[YOUR OBJECTIVE]
Present the following entries again, word for word and in full.

[MATERIAL]
::::
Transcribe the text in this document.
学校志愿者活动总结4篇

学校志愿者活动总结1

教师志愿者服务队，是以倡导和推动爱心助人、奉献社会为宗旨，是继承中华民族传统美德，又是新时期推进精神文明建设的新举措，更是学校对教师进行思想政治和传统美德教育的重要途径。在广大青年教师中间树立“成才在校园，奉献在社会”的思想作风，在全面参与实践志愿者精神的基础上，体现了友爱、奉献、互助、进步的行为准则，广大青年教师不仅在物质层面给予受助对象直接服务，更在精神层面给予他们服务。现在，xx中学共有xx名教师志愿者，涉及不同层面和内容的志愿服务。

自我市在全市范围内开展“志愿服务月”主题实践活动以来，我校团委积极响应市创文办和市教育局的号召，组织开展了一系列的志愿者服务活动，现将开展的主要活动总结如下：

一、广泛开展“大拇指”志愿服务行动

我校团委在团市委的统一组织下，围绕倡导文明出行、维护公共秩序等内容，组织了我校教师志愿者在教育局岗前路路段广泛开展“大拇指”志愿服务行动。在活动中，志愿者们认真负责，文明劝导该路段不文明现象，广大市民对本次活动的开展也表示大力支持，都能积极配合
::::
[EXERCISE OUTPUT]
Transcribe the text in this document.
学校志愿者活动总结4篇

学校志愿者活动总结1

教师志愿者服务队，是以倡导和推动爱心助人、奉献社会为宗旨，是继承中华民族传统美德，又是新时期推进精神文明建设的新举措，更是学校对教师进行思想政治和传统美德教育的重要途径。在广大青年教师中间树立“成才在校园，奉献在社会”的思想作风，在全面参与实践志愿者精神的基础上，体现了友爱、奉献、互助、进步的行为准则，广大青年教师不仅在物质层面给予受助对象直接服务，更在精神层面给予他们服务。现在，xx中学共有xx名教师志愿者，涉及不同层面和内容的志愿服务。

自我市在全市范围内开展“志愿服务月”主题实践活动以来，我校团委积极响应市创文办和市教育局的号召，组织开展了一系列的志愿者服务活动，现将开展的主要活动总结如下：

一、广泛开展“大拇指”志愿服务行动

我校团委在团市委的统一组织下，围绕倡导文明出行、维护公共秩序等内容，组织了我校教师志愿者在教育局岗前路路段广泛开展“大拇指”志愿服务行动。在活动中，志愿者们认真负责，文明劝导该路段不文明现象，广大市民对本次活动的开展也表示大力支持，都能积极配合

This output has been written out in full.